Set problem: Pull out every line below containing the word "Alef".

-- Start Task inputs --

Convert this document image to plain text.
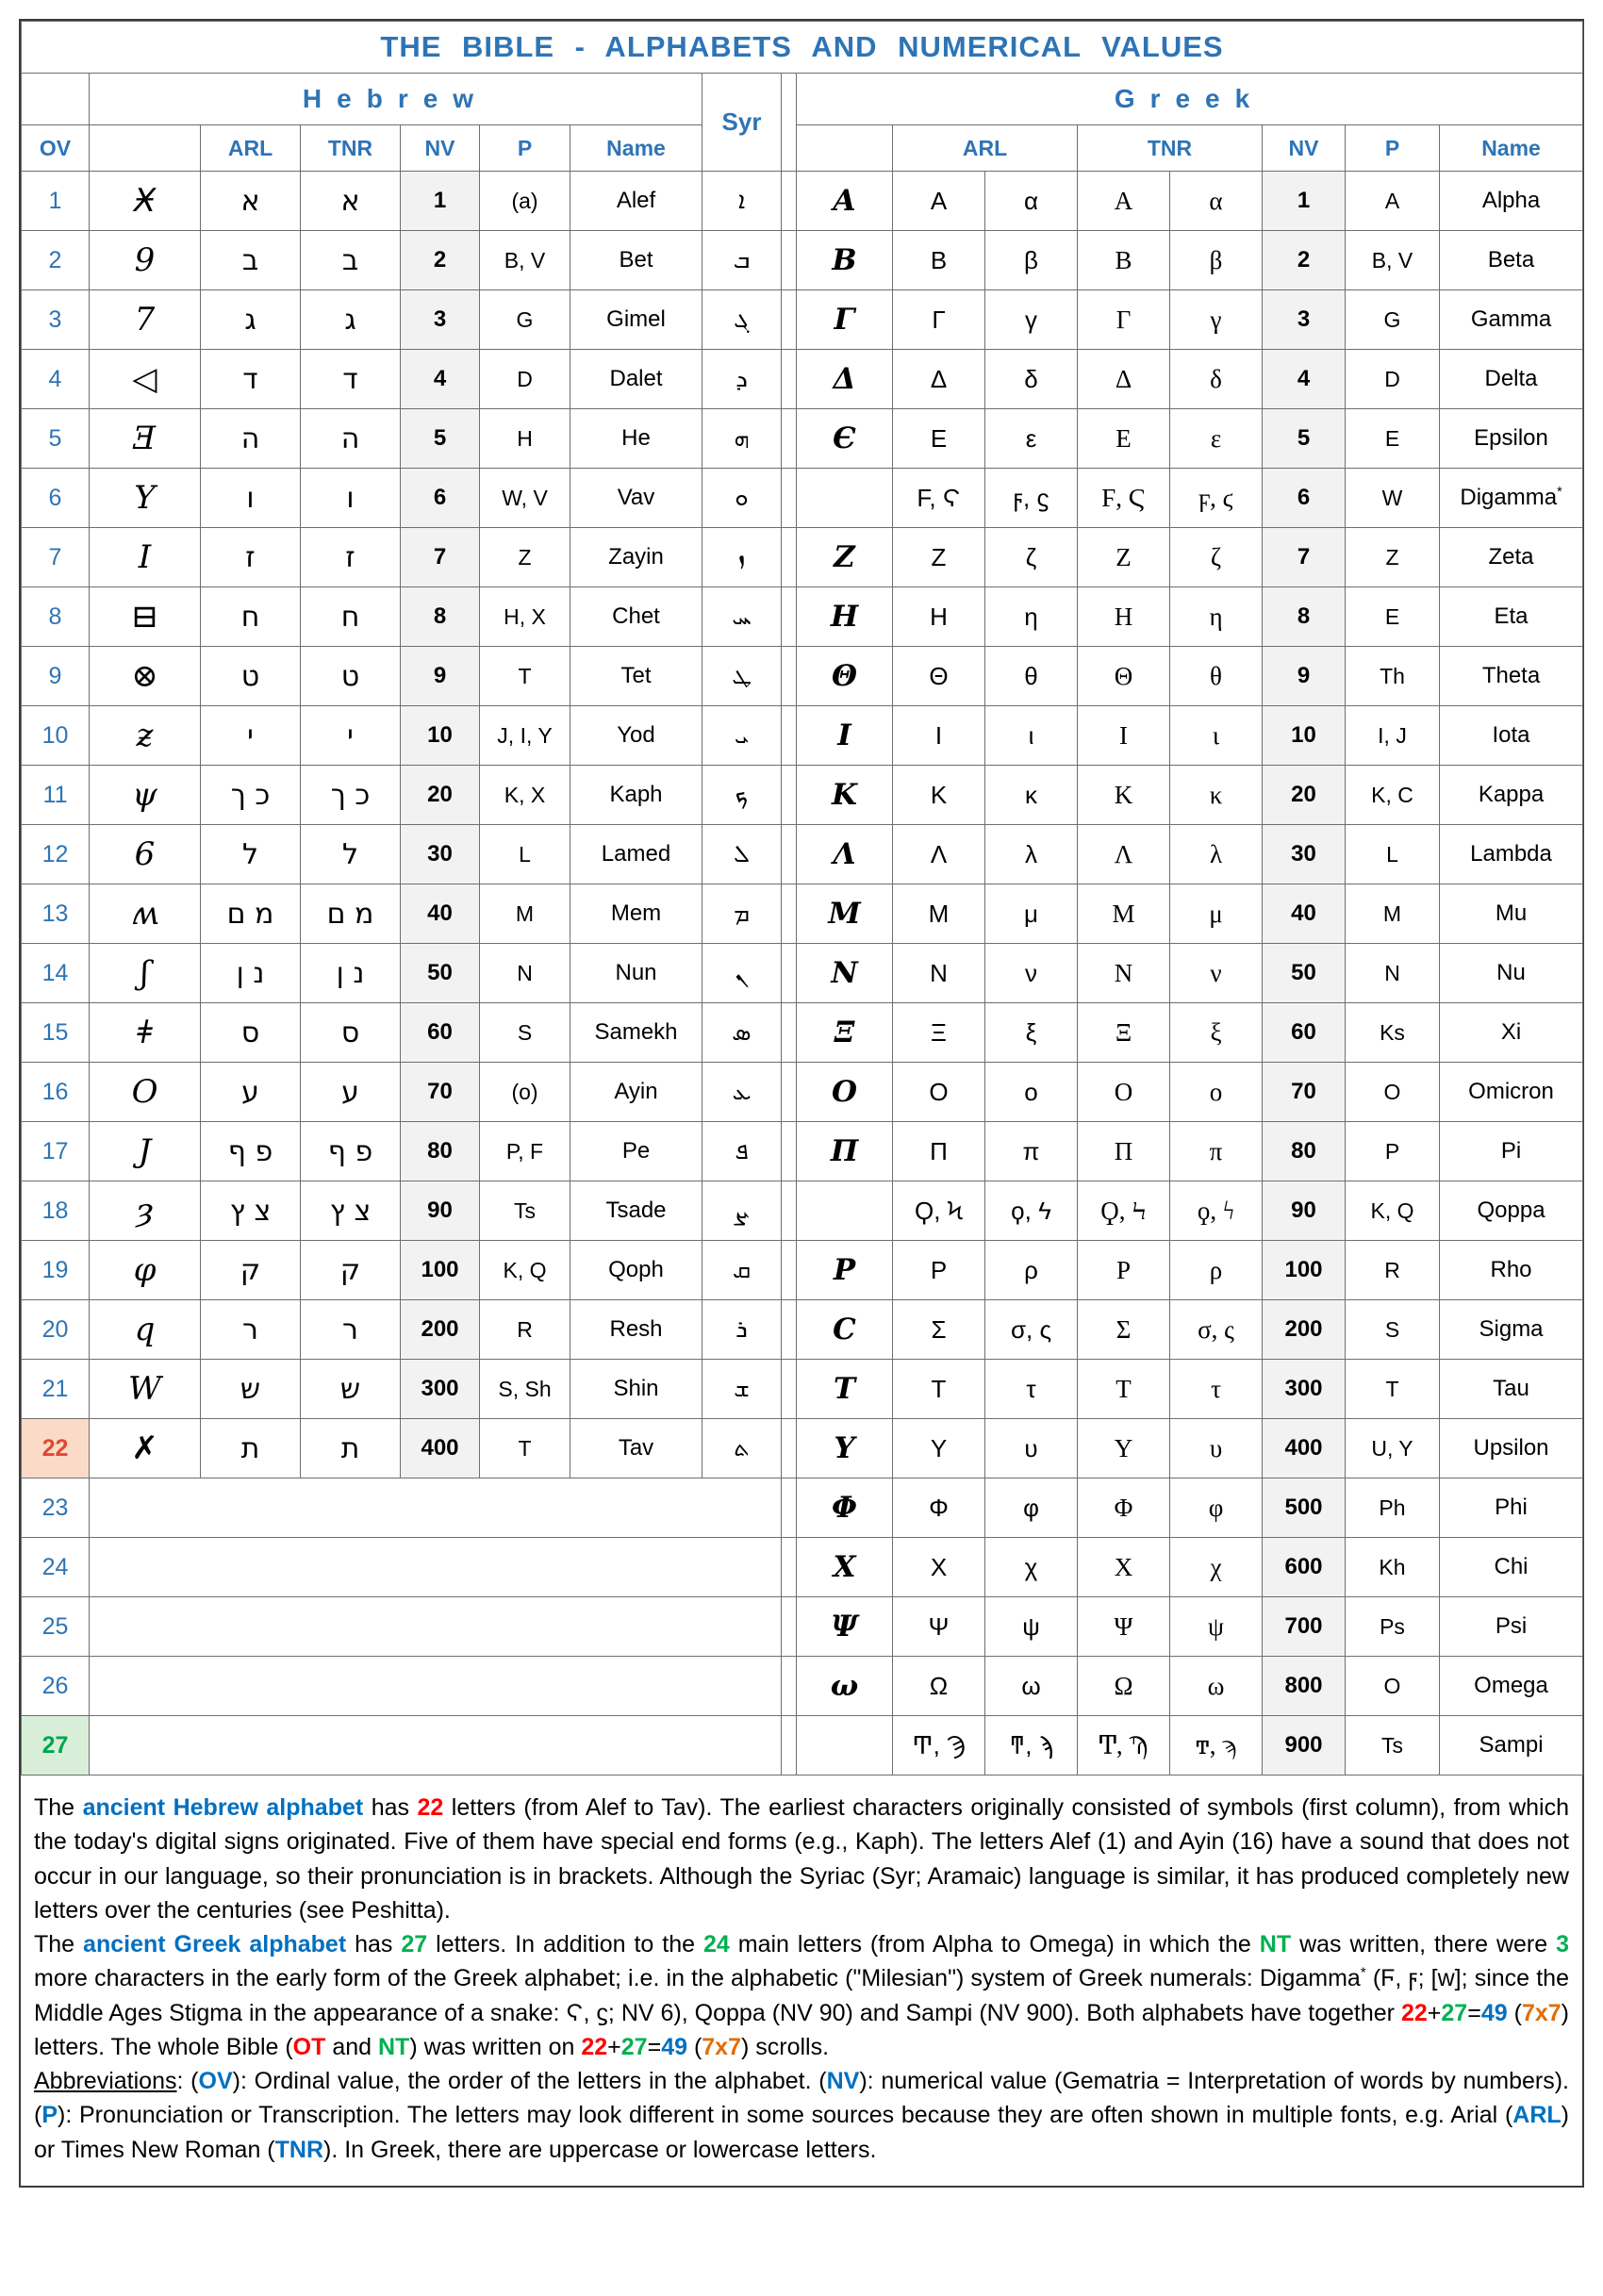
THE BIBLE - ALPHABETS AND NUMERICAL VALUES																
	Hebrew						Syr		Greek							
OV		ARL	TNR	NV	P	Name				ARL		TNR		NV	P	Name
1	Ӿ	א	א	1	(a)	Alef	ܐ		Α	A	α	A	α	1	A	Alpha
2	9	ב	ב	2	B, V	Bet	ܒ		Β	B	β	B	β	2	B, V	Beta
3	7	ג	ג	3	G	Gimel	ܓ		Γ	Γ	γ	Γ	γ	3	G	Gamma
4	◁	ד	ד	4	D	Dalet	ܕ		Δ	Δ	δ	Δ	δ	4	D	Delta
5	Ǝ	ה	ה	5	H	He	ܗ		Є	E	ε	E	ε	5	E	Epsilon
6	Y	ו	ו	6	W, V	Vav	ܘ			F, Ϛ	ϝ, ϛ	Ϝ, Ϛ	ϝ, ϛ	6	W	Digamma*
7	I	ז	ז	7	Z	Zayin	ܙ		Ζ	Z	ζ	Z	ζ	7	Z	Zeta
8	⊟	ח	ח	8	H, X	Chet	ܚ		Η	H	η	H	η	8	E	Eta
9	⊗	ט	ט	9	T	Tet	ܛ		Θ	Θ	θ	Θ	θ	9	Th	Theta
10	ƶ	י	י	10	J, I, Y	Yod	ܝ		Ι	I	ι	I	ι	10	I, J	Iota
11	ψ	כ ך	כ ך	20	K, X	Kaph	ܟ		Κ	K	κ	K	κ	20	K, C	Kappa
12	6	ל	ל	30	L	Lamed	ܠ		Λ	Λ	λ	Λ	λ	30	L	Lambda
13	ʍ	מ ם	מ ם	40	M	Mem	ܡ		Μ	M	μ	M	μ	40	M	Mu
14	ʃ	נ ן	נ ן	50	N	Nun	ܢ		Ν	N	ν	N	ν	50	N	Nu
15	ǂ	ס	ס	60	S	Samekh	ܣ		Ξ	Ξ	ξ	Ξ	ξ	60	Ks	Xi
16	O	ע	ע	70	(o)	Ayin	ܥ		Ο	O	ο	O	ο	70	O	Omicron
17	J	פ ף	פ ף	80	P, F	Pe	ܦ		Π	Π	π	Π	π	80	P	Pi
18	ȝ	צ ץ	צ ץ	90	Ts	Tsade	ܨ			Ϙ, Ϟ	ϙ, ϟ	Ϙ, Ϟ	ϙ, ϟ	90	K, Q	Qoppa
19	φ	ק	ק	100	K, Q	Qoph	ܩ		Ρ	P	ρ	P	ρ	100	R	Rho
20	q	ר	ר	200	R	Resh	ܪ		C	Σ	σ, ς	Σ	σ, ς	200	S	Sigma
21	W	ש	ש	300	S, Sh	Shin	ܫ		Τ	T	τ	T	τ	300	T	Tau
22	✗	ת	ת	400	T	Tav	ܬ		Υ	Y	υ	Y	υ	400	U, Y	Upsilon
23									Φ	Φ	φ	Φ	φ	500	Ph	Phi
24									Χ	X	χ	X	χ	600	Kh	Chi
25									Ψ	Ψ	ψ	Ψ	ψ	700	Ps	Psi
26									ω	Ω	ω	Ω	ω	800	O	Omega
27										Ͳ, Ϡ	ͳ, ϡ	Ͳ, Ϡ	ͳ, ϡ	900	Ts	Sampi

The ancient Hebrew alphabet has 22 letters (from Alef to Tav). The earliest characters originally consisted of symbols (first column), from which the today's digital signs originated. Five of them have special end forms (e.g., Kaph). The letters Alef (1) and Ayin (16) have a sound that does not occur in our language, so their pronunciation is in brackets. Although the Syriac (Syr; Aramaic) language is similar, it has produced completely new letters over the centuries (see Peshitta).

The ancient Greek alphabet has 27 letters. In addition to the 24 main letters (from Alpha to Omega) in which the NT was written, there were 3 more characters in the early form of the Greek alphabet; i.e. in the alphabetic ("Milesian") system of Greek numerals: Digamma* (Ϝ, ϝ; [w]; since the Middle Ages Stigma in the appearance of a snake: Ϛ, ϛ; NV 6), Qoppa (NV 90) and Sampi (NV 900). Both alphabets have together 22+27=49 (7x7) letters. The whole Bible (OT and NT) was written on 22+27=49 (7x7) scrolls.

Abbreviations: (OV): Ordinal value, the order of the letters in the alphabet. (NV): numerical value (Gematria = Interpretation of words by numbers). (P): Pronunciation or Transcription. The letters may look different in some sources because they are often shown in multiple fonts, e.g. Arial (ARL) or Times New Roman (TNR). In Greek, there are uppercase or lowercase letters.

-- End Task inputs --
-- Start Task inputs --

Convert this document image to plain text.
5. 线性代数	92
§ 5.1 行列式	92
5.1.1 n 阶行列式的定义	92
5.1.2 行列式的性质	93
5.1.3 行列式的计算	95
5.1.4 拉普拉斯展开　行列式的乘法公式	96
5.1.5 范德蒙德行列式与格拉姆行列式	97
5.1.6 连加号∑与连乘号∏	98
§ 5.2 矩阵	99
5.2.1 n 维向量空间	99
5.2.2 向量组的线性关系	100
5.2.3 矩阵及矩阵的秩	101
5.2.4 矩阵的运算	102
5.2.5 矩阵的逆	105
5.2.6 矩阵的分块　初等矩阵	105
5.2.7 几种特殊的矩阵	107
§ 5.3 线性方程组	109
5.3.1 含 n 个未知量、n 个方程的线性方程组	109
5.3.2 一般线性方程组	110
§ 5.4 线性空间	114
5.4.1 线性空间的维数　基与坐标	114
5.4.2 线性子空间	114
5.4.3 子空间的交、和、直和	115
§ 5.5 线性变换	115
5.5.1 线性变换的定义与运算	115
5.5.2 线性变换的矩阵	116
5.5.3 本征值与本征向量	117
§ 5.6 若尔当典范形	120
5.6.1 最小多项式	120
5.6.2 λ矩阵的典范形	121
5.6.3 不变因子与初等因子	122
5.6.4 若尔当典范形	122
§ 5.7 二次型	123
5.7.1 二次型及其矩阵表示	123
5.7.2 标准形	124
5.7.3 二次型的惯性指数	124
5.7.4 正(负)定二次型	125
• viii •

-- End Task inputs --

Answer to this task:
1	Ӿ	א	א	1	(a)	Alef	ܐ		Α	A	α	A	α	1	A	Alpha
The ancient Hebrew alphabet has 22 letters (from Alef to Tav). The earliest characters originally consisted of symbols (first column), from which the today's digital signs originated. Five of them have special end forms (e.g., Kaph). The letters Alef (1) and Ayin (16) have a sound that does not occur in our language, so their pronunciation is in brackets. Although the Syriac (Syr; Aramaic) language is similar, it has produced completely new letters over the centuries (see Peshitta).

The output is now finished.